- SHORT TASK:
Say how many lines contain the string "date". Give no other output.

- EXCERPTED RECORDS:
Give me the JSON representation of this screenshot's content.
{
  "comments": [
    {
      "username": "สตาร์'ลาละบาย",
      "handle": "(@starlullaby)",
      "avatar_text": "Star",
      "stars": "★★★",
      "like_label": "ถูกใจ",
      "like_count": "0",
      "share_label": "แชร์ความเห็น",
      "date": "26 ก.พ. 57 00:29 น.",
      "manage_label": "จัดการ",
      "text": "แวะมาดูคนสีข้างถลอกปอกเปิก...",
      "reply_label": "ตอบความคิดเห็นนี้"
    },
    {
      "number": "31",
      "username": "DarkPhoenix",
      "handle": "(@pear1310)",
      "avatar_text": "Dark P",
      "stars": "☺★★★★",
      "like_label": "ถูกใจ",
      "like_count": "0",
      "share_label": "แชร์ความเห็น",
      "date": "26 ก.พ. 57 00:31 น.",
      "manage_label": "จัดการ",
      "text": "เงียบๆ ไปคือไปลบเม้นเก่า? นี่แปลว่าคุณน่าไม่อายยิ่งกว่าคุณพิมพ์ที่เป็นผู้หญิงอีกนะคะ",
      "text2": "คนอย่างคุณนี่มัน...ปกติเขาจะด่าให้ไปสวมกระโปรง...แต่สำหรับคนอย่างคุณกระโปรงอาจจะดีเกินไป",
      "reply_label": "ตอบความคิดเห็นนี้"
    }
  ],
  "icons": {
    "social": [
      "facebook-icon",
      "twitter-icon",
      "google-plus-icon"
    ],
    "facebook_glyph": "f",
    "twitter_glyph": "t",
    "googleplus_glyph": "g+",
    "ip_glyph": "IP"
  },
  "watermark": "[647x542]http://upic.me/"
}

- TASK RESPONSE:
2